Recorded data:

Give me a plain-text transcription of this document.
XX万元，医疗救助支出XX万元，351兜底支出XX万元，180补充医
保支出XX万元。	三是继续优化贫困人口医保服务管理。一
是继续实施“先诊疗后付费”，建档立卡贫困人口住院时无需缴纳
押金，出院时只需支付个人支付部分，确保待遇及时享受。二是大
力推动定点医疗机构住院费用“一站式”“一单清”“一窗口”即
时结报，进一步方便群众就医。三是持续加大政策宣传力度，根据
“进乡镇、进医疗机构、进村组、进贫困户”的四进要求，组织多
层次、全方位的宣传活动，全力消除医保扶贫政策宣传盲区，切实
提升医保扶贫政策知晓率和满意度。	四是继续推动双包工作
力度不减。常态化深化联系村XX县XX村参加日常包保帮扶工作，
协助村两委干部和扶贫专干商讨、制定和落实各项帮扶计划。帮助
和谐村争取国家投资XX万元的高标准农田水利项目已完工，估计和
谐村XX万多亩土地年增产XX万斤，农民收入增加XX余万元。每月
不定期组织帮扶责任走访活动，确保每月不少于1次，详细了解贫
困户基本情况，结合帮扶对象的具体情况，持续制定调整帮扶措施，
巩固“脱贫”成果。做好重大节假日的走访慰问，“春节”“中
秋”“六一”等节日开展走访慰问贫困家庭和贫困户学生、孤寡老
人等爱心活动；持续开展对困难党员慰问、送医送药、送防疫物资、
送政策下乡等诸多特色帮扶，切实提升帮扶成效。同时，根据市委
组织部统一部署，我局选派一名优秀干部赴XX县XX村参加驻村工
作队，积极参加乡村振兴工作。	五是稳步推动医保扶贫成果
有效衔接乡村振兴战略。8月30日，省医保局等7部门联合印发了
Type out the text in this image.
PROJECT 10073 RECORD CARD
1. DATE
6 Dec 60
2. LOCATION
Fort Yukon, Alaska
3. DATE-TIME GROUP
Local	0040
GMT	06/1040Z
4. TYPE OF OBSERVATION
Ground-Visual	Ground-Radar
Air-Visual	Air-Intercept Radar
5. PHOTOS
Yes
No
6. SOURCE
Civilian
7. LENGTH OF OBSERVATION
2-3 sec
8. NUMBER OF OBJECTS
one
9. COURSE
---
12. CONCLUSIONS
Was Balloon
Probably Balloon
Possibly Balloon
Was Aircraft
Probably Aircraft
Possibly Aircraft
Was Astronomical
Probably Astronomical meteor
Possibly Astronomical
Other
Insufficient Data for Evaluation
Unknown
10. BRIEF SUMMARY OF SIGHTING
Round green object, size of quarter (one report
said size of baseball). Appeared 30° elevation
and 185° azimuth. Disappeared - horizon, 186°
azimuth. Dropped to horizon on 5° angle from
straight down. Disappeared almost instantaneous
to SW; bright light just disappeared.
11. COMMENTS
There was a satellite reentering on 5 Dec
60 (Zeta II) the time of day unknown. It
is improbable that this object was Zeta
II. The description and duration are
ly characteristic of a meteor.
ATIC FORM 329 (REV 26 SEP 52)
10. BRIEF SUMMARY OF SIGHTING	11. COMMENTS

Work to do: Report each line in the preceding entries that holds the string "BRIEF".

Exercise output:
10. BRIEF SUMMARY OF SIGHTING
10. BRIEF SUMMARY OF SIGHTING	11. COMMENTS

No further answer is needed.